**Saved data entries**
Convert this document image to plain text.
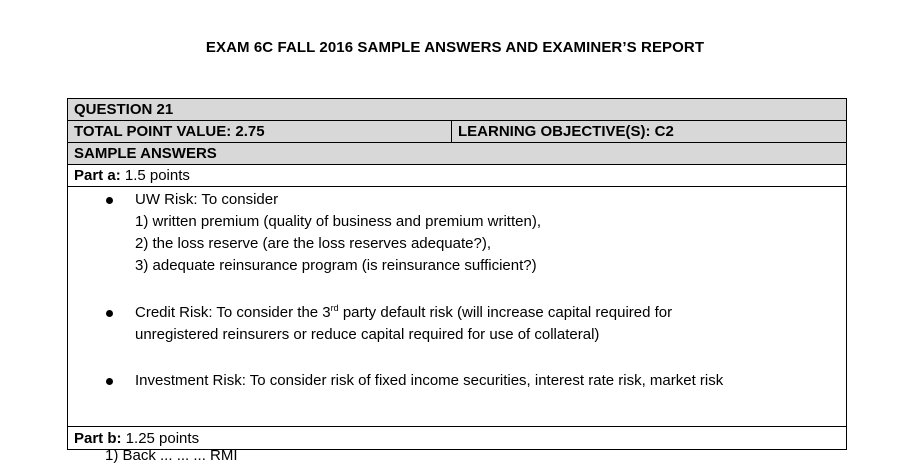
EXAM 6C FALL 2016 SAMPLE ANSWERS AND EXAMINER’S REPORT
QUESTION 21
TOTAL POINT VALUE: 2.75	LEARNING OBJECTIVE(S): C2
SAMPLE ANSWERS
Part a: 1.5 points
UW Risk: To consider
1) written premium (quality of business and premium written),
2) the loss reserve (are the loss reserves adequate?),
3) adequate reinsurance program (is reinsurance sufficient?)
Credit Risk: To consider the 3rd party default risk (will increase capital required for
unregistered reinsurers or reduce capital required for use of collateral)
Investment Risk: To consider risk of fixed income securities, interest rate risk, market risk
Part b: 1.25 points
1) Back ... ... ... RMI
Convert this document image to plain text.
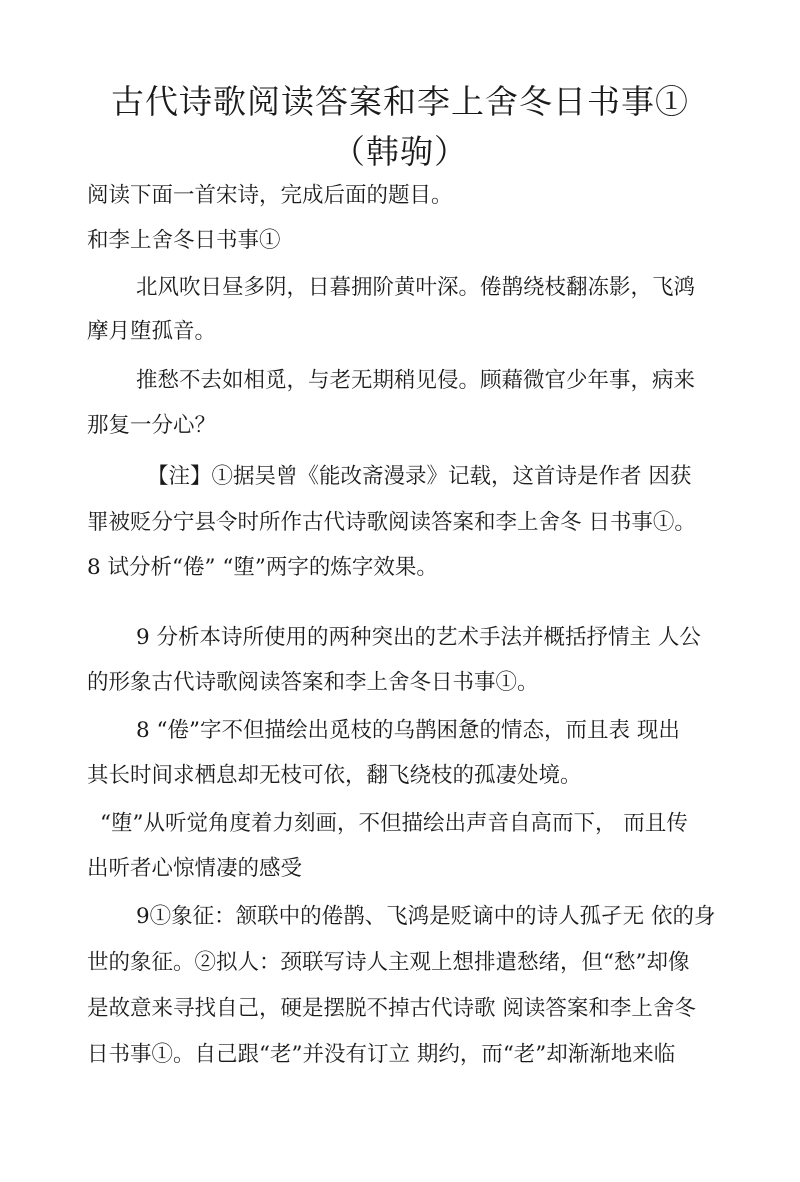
古代诗歌阅读答案和李上舍冬日书事①
（韩驹）
阅读下面一首宋诗，完成后面的题目。
和李上舍冬日书事①
北风吹日昼多阴，日暮拥阶黄叶深。倦鹊绕枝翻冻影，飞鸿
摩月堕孤音。
推愁不去如相觅，与老无期稍见侵。顾藉微官少年事，病来
那复一分心？
【注】①据吴曾《能改斋漫录》记载，这首诗是作者 因获
罪被贬分宁县令时所作古代诗歌阅读答案和李上舍冬 日书事①。
8 试分析“倦” “堕”两字的炼字效果。
9 分析本诗所使用的两种突出的艺术手法并概括抒情主 人公
的形象古代诗歌阅读答案和李上舍冬日书事①。
8 “倦”字不但描绘出觅枝的乌鹊困惫的情态，而且表 现出
其长时间求栖息却无枝可依，翻飞绕枝的孤凄处境。
“堕”从听觉角度着力刻画，不但描绘出声音自高而下， 而且传
出听者心惊情凄的感受
9①象征：颔联中的倦鹊、飞鸿是贬谪中的诗人孤孑无 依的身
世的象征。②拟人：颈联写诗人主观上想排遣愁绪，但“愁”却像
是故意来寻找自己，硬是摆脱不掉古代诗歌 阅读答案和李上舍冬
日书事①。自己跟“老”并没有订立 期约，而“老”却渐渐地来临
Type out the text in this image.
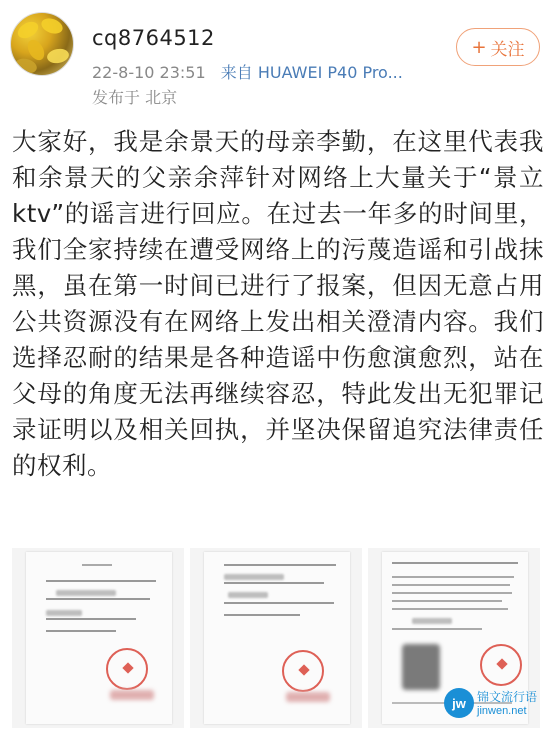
cq8764512
22-8-10 23:51 来自 HUAWEI P40 Pro...
发布于 北京
+ 关注
大家好，我是余景天的母亲李勤，在这里代表我和余景天的父亲余萍针对网络上大量关于“景立ktv”的谣言进行回应。在过去一年多的时间里，我们全家持续在遭受网络上的污蔑造谣和引战抹黑，虽在第一时间已进行了报案，但因无意占用公共资源没有在网络上发出相关澄清内容。我们选择忍耐的结果是各种造谣中伤愈演愈烈，站在父母的角度无法再继续容忍，特此发出无犯罪记录证明以及相关回执，并坚决保留追究法律责任的权利。
jw 锦文流行语
jinwen.net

**Problem requirements**
Write out the records above exactly as they appear, leaving out any pictures.

**Task solution**
Convert this document image to plain text.
EXAM 6C FALL 2016 SAMPLE ANSWERS AND EXAMINER’S REPORT
QUESTION 21
TOTAL POINT VALUE: 2.75	LEARNING OBJECTIVE(S): C2
SAMPLE ANSWERS
Part a: 1.5 points
UW Risk: To consider
1) written premium (quality of business and premium written),
2) the loss reserve (are the loss reserves adequate?),
3) adequate reinsurance program (is reinsurance sufficient?)
Credit Risk: To consider the 3rd party default risk (will increase capital required for
unregistered reinsurers or reduce capital required for use of collateral)
Investment Risk: To consider risk of fixed income securities, interest rate risk, market risk
Part b: 1.25 points
1) Back ... ... ... RMI
Convert this document image to plain text.
古代诗歌阅读答案和李上舍冬日书事①
（韩驹）
阅读下面一首宋诗，完成后面的题目。
和李上舍冬日书事①
北风吹日昼多阴，日暮拥阶黄叶深。倦鹊绕枝翻冻影，飞鸿
摩月堕孤音。
推愁不去如相觅，与老无期稍见侵。顾藉微官少年事，病来
那复一分心？
【注】①据吴曾《能改斋漫录》记载，这首诗是作者 因获
罪被贬分宁县令时所作古代诗歌阅读答案和李上舍冬 日书事①。
8 试分析“倦” “堕”两字的炼字效果。
9 分析本诗所使用的两种突出的艺术手法并概括抒情主 人公
的形象古代诗歌阅读答案和李上舍冬日书事①。
8 “倦”字不但描绘出觅枝的乌鹊困惫的情态，而且表 现出
其长时间求栖息却无枝可依，翻飞绕枝的孤凄处境。
“堕”从听觉角度着力刻画，不但描绘出声音自高而下， 而且传
出听者心惊情凄的感受
9①象征：颔联中的倦鹊、飞鸿是贬谪中的诗人孤孑无 依的身
世的象征。②拟人：颈联写诗人主观上想排遣愁绪，但“愁”却像
是故意来寻找自己，硬是摆脱不掉古代诗歌 阅读答案和李上舍冬
日书事①。自己跟“老”并没有订立 期约，而“老”却渐渐地来临
Type out the text in this image.
cq8764512
22-8-10 23:51 来自 HUAWEI P40 Pro...
发布于 北京
+ 关注
大家好，我是余景天的母亲李勤，在这里代表我和余景天的父亲余萍针对网络上大量关于“景立ktv”的谣言进行回应。在过去一年多的时间里，我们全家持续在遭受网络上的污蔑造谣和引战抹黑，虽在第一时间已进行了报案，但因无意占用公共资源没有在网络上发出相关澄清内容。我们选择忍耐的结果是各种造谣中伤愈演愈烈，站在父母的角度无法再继续容忍，特此发出无犯罪记录证明以及相关回执，并坚决保留追究法律责任的权利。
jw 锦文流行语
jinwen.net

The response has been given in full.